··· GIVEN RECORDS ···

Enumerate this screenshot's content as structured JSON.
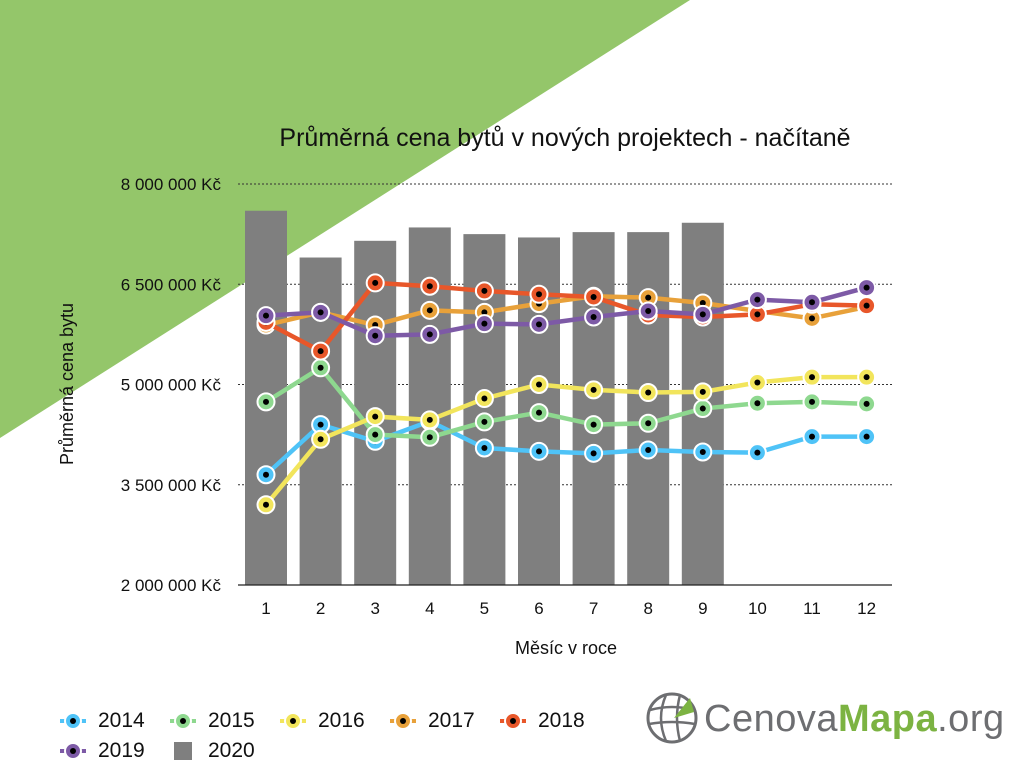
{
  "chart_data": {
    "type": "line",
    "title": "Průměrná cena bytů v nových projektech - načítaně",
    "xlabel": "Měsíc v roce",
    "ylabel": "Průměrná cena bytu",
    "categories": [
      "1",
      "2",
      "3",
      "4",
      "5",
      "6",
      "7",
      "8",
      "9",
      "10",
      "11",
      "12"
    ],
    "ylim": [
      2000000,
      8000000
    ],
    "yticks": [
      {
        "value": 8000000,
        "label": "8 000 000 Kč"
      },
      {
        "value": 6500000,
        "label": "6 500 000 Kč"
      },
      {
        "value": 5000000,
        "label": "5 000 000 Kč"
      },
      {
        "value": 3500000,
        "label": "3 500 000 Kč"
      },
      {
        "value": 2000000,
        "label": "2 000 000 Kč"
      }
    ],
    "grid": true,
    "legend_position": "bottom-left",
    "bars": {
      "name": "2020",
      "color": "#7f7f7f",
      "values": [
        7600000,
        6900000,
        7150000,
        7350000,
        7250000,
        7200000,
        7280000,
        7280000,
        7420000,
        null,
        null,
        null
      ]
    },
    "series": [
      {
        "name": "2014",
        "color": "#4fc3f7",
        "values": [
          3650000,
          4400000,
          4150000,
          4450000,
          4050000,
          4000000,
          3970000,
          4020000,
          3990000,
          3980000,
          4220000,
          4220000
        ]
      },
      {
        "name": "2015",
        "color": "#8ed88f",
        "values": [
          4740000,
          5250000,
          4250000,
          4210000,
          4440000,
          4580000,
          4400000,
          4420000,
          4640000,
          4720000,
          4740000,
          4710000
        ]
      },
      {
        "name": "2016",
        "color": "#f2e55c",
        "values": [
          3200000,
          4180000,
          4520000,
          4470000,
          4790000,
          5000000,
          4920000,
          4880000,
          4890000,
          5030000,
          5110000,
          5110000
        ]
      },
      {
        "name": "2017",
        "color": "#e8a13a",
        "values": [
          5890000,
          6080000,
          5890000,
          6110000,
          6080000,
          6210000,
          6320000,
          6300000,
          6220000,
          6100000,
          5990000,
          6160000
        ]
      },
      {
        "name": "2018",
        "color": "#e8572a",
        "values": [
          5930000,
          5500000,
          6520000,
          6470000,
          6400000,
          6350000,
          6310000,
          6040000,
          6010000,
          6050000,
          6200000,
          6180000
        ]
      },
      {
        "name": "2019",
        "color": "#7d5aa6",
        "values": [
          6030000,
          6080000,
          5730000,
          5750000,
          5910000,
          5900000,
          6010000,
          6100000,
          6050000,
          6270000,
          6230000,
          6450000
        ]
      }
    ]
  },
  "legend": [
    {
      "label": "2014",
      "color": "#4fc3f7",
      "kind": "line"
    },
    {
      "label": "2015",
      "color": "#8ed88f",
      "kind": "line"
    },
    {
      "label": "2016",
      "color": "#f2e55c",
      "kind": "line"
    },
    {
      "label": "2017",
      "color": "#e8a13a",
      "kind": "line"
    },
    {
      "label": "2018",
      "color": "#e8572a",
      "kind": "line"
    },
    {
      "label": "2019",
      "color": "#7d5aa6",
      "kind": "line"
    },
    {
      "label": "2020",
      "color": "#7f7f7f",
      "kind": "bar"
    }
  ],
  "logo": {
    "part1": "Cenova",
    "part2": "Mapa",
    "part3": ".org"
  },
  "colors": {
    "background_triangle": "#94c66a",
    "bar": "#7f7f7f",
    "logo_grey": "#6d6e71",
    "logo_green": "#7cb342"
  }
}
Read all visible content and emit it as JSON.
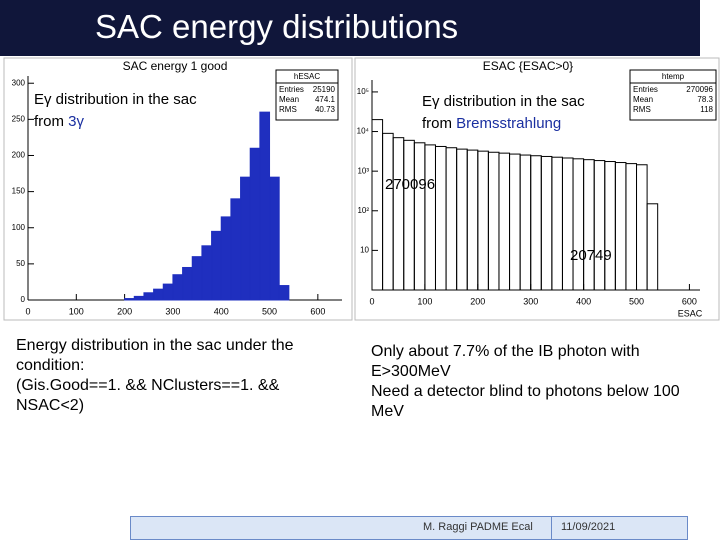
{
  "slide": {
    "title": "SAC energy distributions",
    "left_text": [
      "Energy distribution in the sac under the condition:",
      "(Gis.Good==1. && NClusters==1. && NSAC<2)"
    ],
    "right_text": [
      "Only about 7.7% of the IB photon with E>300MeV",
      "Need a detector blind to photons below 100 MeV"
    ],
    "footer": {
      "author": "M. Raggi PADME Ecal",
      "date": "11/09/2021"
    }
  },
  "chart_data": [
    {
      "type": "histogram",
      "title": "SAC energy  1 good",
      "color": "#1f2fbf",
      "log_y": false,
      "bins": [
        0,
        20,
        40,
        60,
        80,
        100,
        120,
        140,
        160,
        180,
        200,
        220,
        240,
        260,
        280,
        300,
        320,
        340,
        360,
        380,
        400,
        420,
        440,
        460,
        480,
        500,
        520,
        540,
        560,
        580,
        600
      ],
      "values": [
        0,
        0,
        0,
        0,
        0,
        0,
        0,
        0,
        0,
        0,
        2,
        5,
        10,
        15,
        22,
        35,
        45,
        60,
        75,
        95,
        115,
        140,
        170,
        210,
        260,
        170,
        20,
        0,
        0,
        0
      ],
      "xlim": [
        0,
        650
      ],
      "xticks": [
        0,
        100,
        200,
        300,
        400,
        500,
        600
      ],
      "ylim": [
        0,
        310
      ],
      "yticks": [
        0,
        50,
        100,
        150,
        200,
        250,
        300
      ],
      "stats": {
        "name": "hESAC",
        "rows": [
          {
            "label": "Entries",
            "value": 25190
          },
          {
            "label": "Mean",
            "value": 474.1
          },
          {
            "label": "RMS",
            "value": 40.73
          }
        ]
      },
      "annotation": [
        [
          {
            "text": "Eγ distribution in the sac"
          }
        ],
        [
          {
            "text": "from "
          },
          {
            "text": "3γ",
            "color": "#1a2fa0"
          }
        ]
      ]
    },
    {
      "type": "histogram",
      "title": "ESAC {ESAC>0}",
      "color": "#000000",
      "log_y": true,
      "x_label": "ESAC",
      "bins": [
        0,
        20,
        40,
        60,
        80,
        100,
        120,
        140,
        160,
        180,
        200,
        220,
        240,
        260,
        280,
        300,
        320,
        340,
        360,
        380,
        400,
        420,
        440,
        460,
        480,
        500,
        520,
        540
      ],
      "values": [
        20000,
        9000,
        7000,
        6000,
        5200,
        4600,
        4200,
        3900,
        3600,
        3400,
        3200,
        3000,
        2850,
        2700,
        2550,
        2450,
        2350,
        2250,
        2150,
        2050,
        1950,
        1850,
        1750,
        1650,
        1550,
        1450,
        150
      ],
      "xlim": [
        0,
        620
      ],
      "xticks": [
        0,
        100,
        200,
        300,
        400,
        500,
        600
      ],
      "ylim": [
        1,
        200000
      ],
      "yticks": [
        10,
        {
          "value": 100,
          "label": "10²"
        },
        {
          "value": 1000,
          "label": "10³"
        },
        {
          "value": 10000,
          "label": "10⁴"
        },
        {
          "value": 100000,
          "label": "10⁵"
        }
      ],
      "stats": {
        "name": "htemp",
        "rows": [
          {
            "label": "Entries",
            "value": 270096
          },
          {
            "label": "Mean",
            "value": 78.3
          },
          {
            "label": "RMS",
            "value": 118
          }
        ]
      },
      "annotation": [
        [
          {
            "text": "Eγ distribution in the sac"
          }
        ],
        [
          {
            "text": "from "
          },
          {
            "text": "Bremsstrahlung",
            "color": "#1a2fa0"
          }
        ]
      ],
      "count_labels": [
        270096,
        20749
      ]
    }
  ]
}
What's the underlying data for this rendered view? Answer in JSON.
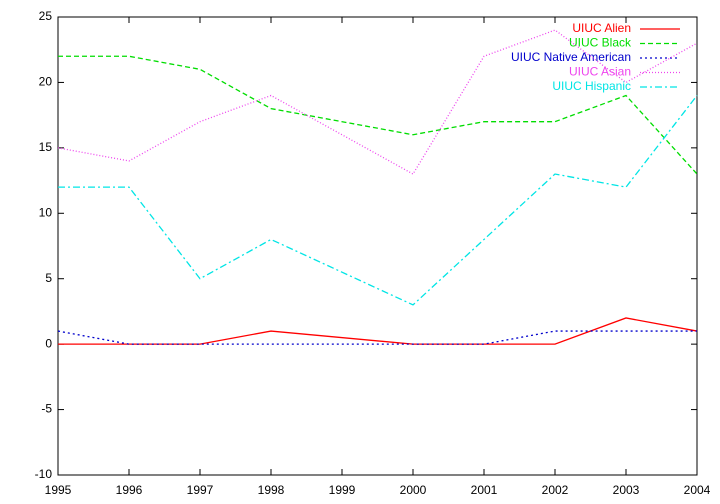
{
  "chart_data": {
    "type": "line",
    "x": [
      1995,
      1996,
      1997,
      1998,
      2000,
      2001,
      2002,
      2003,
      2004
    ],
    "series": [
      {
        "name": "UIUC Alien",
        "color": "#ff0000",
        "values": [
          0,
          0,
          0,
          1,
          0,
          0,
          0,
          2,
          1
        ]
      },
      {
        "name": "UIUC Black",
        "color": "#00dd00",
        "values": [
          22,
          22,
          21,
          18,
          16,
          17,
          17,
          19,
          13
        ]
      },
      {
        "name": "UIUC Native American",
        "color": "#0000cc",
        "values": [
          1,
          0,
          0,
          0,
          0,
          0,
          1,
          1,
          1
        ]
      },
      {
        "name": "UIUC Asian",
        "color": "#ee44ee",
        "values": [
          15,
          14,
          17,
          19,
          13,
          22,
          24,
          20,
          23
        ]
      },
      {
        "name": "UIUC Hispanic",
        "color": "#00e5e5",
        "values": [
          12,
          12,
          5,
          8,
          3,
          8,
          13,
          12,
          19
        ]
      }
    ],
    "xlim": [
      1995,
      2004
    ],
    "xticks": [
      1995,
      1996,
      1997,
      1998,
      1999,
      2000,
      2001,
      2002,
      2003,
      2004
    ],
    "ylim": [
      -10,
      25
    ],
    "yticks": [
      -10,
      -5,
      0,
      5,
      10,
      15,
      20,
      25
    ],
    "legend": "top-right"
  }
}
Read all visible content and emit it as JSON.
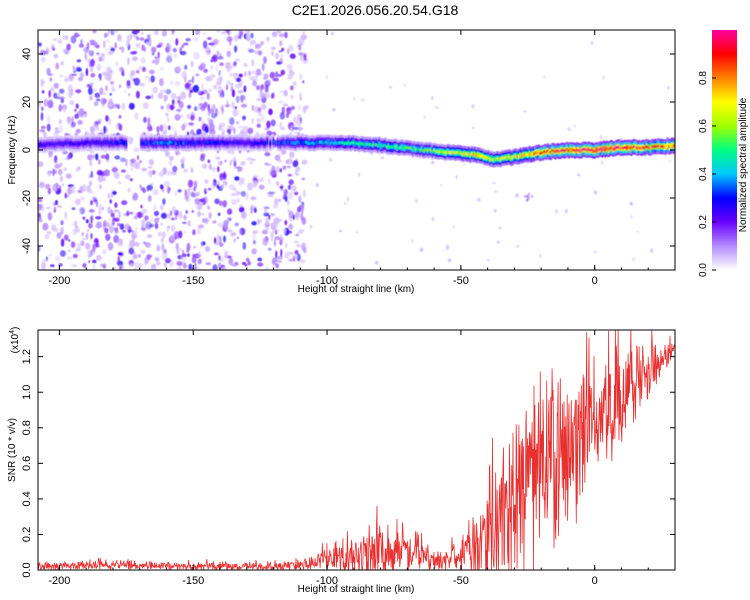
{
  "title": "C2E1.2026.056.20.54.G18",
  "chart_data": [
    {
      "type": "heatmap",
      "name": "spectrogram",
      "xlabel": "Height of straight line (km)",
      "ylabel": "Frequency (Hz)",
      "xlim": [
        -208,
        30
      ],
      "ylim": [
        -50,
        50
      ],
      "xticks": [
        -200,
        -150,
        -100,
        -50,
        0
      ],
      "yticks": [
        -40,
        -20,
        0,
        20,
        40
      ],
      "colorbar": {
        "label": "Normalized spectral amplitude",
        "range": [
          0,
          1
        ],
        "ticks": [
          0.0,
          0.2,
          0.4,
          0.6,
          0.8
        ],
        "colors": [
          "#ffffff",
          "#b48cff",
          "#6a00ff",
          "#0000ff",
          "#00c8ff",
          "#00ff80",
          "#a0ff00",
          "#ffff00",
          "#ff8000",
          "#ff0000",
          "#ff00a0"
        ]
      },
      "signal_ridge": {
        "x": [
          -208,
          -190,
          -160,
          -130,
          -110,
          -95,
          -80,
          -65,
          -55,
          -45,
          -38,
          -30,
          -20,
          -10,
          0,
          10,
          20,
          30
        ],
        "frequency": [
          2,
          3,
          3,
          3,
          3,
          3,
          2,
          0,
          -1,
          -2,
          -4,
          -3,
          -1,
          0,
          0,
          1,
          1,
          2
        ],
        "peak_amplitude": [
          0.25,
          0.25,
          0.35,
          0.25,
          0.35,
          0.45,
          0.5,
          0.5,
          0.6,
          0.7,
          0.6,
          0.7,
          0.85,
          0.9,
          0.95,
          0.9,
          0.85,
          0.8
        ]
      },
      "noise_region_x": [
        -208,
        -108
      ]
    },
    {
      "type": "line",
      "name": "snr",
      "xlabel": "Height of straight line (km)",
      "ylabel": "SNR (10 * v/v)",
      "scale_label": "(x10",
      "scale_exponent": "4",
      "scale_suffix": ")",
      "xlim": [
        -208,
        30
      ],
      "ylim": [
        0,
        1.35
      ],
      "xticks": [
        -200,
        -150,
        -100,
        -50,
        0
      ],
      "yticks": [
        0.0,
        0.2,
        0.4,
        0.6,
        0.8,
        1.0,
        1.2
      ],
      "series": [
        {
          "name": "SNR",
          "color": "#e83030",
          "x": [
            -208,
            -180,
            -150,
            -120,
            -110,
            -100,
            -90,
            -80,
            -70,
            -60,
            -50,
            -45,
            -40,
            -35,
            -30,
            -25,
            -20,
            -15,
            -10,
            -5,
            0,
            5,
            10,
            15,
            20,
            25,
            30
          ],
          "baseline": [
            0.02,
            0.03,
            0.02,
            0.02,
            0.03,
            0.06,
            0.08,
            0.11,
            0.09,
            0.05,
            0.07,
            0.12,
            0.22,
            0.32,
            0.4,
            0.47,
            0.55,
            0.62,
            0.67,
            0.73,
            0.8,
            0.9,
            1.0,
            1.08,
            1.14,
            1.18,
            1.24
          ],
          "spread": [
            0.03,
            0.03,
            0.03,
            0.03,
            0.04,
            0.08,
            0.15,
            0.22,
            0.15,
            0.06,
            0.12,
            0.2,
            0.4,
            0.55,
            0.6,
            0.58,
            0.55,
            0.55,
            0.5,
            0.48,
            0.45,
            0.4,
            0.35,
            0.28,
            0.2,
            0.12,
            0.05
          ]
        }
      ]
    }
  ]
}
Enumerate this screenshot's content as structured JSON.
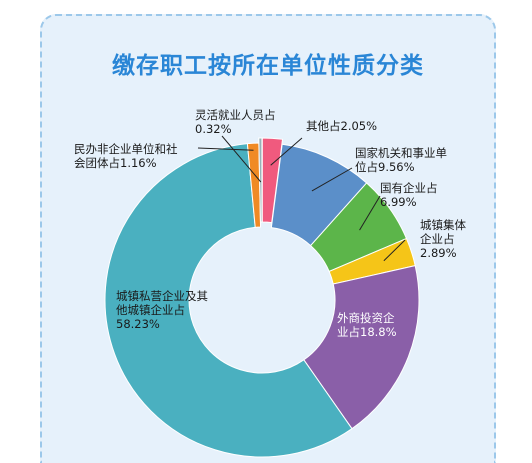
{
  "chart_data": {
    "type": "pie",
    "title": "缴存职工按所在单位性质分类",
    "slices": [
      {
        "label": "其他占2.05%",
        "value": 2.05,
        "color": "#f05a7e"
      },
      {
        "label": "国家机关和事业单位占9.56%",
        "value": 9.56,
        "color": "#5b8fc9"
      },
      {
        "label": "国有企业占6.99%",
        "value": 6.99,
        "color": "#5cb54a"
      },
      {
        "label": "城镇集体企业占2.89%",
        "value": 2.89,
        "color": "#f5c518"
      },
      {
        "label": "外商投资企业占18.8%",
        "value": 18.8,
        "color": "#8a5fa8"
      },
      {
        "label": "城镇私营企业及其他城镇企业占58.23%",
        "value": 58.23,
        "color": "#4ab0c0"
      },
      {
        "label": "民办非企业单位和社会团体占1.16%",
        "value": 1.16,
        "color": "#f08a24"
      },
      {
        "label": "灵活就业人员占0.32%",
        "value": 0.32,
        "color": "#9ab0b8"
      }
    ]
  },
  "labels": {
    "other": [
      "其他占2.05%"
    ],
    "gov": [
      "国家机关和事业单",
      "位占9.56%"
    ],
    "soe": [
      "国有企业占",
      "6.99%"
    ],
    "collective": [
      "城镇集体",
      "企业占",
      "2.89%"
    ],
    "foreign": [
      "外商投资企",
      "业占18.8%"
    ],
    "private": [
      "城镇私营企业及其",
      "他城镇企业占",
      "58.23%"
    ],
    "nonprofit": [
      "民办非企业单位和社",
      "会团体占1.16%"
    ],
    "flexible": [
      "灵活就业人员占",
      "0.32%"
    ]
  }
}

···

▸ EXERCISE TASK:
Set out every line from the material that contains the string "ylabel".

▸ EXERCISE SOLUTION:
    "ylabel": "Průměrná cena bytu",
      "ylabel": "Frequency (Hz)",
      "ylabel": "SNR (10 * v/v)",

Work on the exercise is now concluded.